>> Start Records for the exercise
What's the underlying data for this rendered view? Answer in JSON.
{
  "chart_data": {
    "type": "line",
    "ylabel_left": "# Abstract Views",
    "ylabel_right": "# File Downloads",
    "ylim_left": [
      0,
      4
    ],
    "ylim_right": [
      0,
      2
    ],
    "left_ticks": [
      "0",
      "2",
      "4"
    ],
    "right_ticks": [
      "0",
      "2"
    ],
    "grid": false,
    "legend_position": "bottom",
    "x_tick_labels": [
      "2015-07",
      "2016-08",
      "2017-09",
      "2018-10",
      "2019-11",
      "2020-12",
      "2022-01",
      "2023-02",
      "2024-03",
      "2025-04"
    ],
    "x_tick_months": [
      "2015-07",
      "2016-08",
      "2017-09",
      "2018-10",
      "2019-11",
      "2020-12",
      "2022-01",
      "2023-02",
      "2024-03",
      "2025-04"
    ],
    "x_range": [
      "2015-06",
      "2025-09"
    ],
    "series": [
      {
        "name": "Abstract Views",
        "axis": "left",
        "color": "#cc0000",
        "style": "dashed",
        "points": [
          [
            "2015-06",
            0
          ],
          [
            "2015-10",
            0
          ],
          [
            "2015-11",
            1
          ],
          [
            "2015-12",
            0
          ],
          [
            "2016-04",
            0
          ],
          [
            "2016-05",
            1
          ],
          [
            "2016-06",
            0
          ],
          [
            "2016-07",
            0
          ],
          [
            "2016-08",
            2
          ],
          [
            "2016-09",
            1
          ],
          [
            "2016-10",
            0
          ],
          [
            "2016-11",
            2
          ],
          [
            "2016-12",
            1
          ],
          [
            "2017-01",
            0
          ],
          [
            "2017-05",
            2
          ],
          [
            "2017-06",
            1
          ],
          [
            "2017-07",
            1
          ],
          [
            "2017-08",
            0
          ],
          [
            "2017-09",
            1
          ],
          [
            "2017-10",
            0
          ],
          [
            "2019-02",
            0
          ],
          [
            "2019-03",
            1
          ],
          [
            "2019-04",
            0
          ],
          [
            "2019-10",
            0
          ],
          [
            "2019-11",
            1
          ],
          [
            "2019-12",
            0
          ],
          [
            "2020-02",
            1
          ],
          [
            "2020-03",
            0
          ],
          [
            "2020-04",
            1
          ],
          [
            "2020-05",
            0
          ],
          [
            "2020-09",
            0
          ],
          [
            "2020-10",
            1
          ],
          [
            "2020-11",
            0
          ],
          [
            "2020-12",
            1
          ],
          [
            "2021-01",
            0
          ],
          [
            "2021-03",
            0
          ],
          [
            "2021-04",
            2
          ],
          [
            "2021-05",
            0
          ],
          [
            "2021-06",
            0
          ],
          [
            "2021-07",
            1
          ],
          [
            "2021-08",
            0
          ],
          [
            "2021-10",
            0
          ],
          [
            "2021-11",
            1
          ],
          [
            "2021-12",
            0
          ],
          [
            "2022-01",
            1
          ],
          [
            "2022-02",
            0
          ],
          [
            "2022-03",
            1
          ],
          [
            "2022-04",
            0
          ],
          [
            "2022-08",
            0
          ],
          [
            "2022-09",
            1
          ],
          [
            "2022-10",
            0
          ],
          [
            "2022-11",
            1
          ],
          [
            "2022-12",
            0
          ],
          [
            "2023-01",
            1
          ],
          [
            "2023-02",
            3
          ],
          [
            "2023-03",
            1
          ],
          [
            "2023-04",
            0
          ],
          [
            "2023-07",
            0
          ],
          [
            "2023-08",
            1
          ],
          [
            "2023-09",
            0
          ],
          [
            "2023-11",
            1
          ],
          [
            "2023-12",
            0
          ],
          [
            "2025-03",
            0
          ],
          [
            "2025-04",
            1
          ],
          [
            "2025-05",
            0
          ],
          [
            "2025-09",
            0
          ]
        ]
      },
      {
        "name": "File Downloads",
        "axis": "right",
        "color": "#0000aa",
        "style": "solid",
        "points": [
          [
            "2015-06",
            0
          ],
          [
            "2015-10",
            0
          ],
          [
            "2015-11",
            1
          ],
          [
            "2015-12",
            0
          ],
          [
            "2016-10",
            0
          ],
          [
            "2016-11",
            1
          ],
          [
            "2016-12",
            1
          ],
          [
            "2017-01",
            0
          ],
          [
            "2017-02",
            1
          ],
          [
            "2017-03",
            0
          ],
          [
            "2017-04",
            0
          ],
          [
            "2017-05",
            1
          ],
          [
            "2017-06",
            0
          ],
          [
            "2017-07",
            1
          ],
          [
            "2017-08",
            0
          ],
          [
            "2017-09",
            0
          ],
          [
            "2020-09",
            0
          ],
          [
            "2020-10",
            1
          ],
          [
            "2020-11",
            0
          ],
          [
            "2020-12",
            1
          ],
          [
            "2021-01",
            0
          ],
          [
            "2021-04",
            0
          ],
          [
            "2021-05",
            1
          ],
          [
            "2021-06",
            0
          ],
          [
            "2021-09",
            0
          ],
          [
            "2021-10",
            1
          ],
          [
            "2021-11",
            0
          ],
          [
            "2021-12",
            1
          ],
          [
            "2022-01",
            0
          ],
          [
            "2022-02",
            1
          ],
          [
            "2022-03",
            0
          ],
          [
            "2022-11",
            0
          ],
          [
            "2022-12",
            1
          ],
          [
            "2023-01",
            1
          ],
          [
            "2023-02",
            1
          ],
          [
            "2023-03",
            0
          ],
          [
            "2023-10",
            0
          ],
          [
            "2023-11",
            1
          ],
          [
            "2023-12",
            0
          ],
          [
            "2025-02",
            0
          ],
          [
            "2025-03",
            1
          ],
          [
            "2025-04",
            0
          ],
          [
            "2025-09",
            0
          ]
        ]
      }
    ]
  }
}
>> End Records for the exercise
_Description of the task_. Go through the material above and copy each line that has the word "Abstract".

_The response_.
    "ylabel_left": "# Abstract Views",
        "name": "Abstract Views",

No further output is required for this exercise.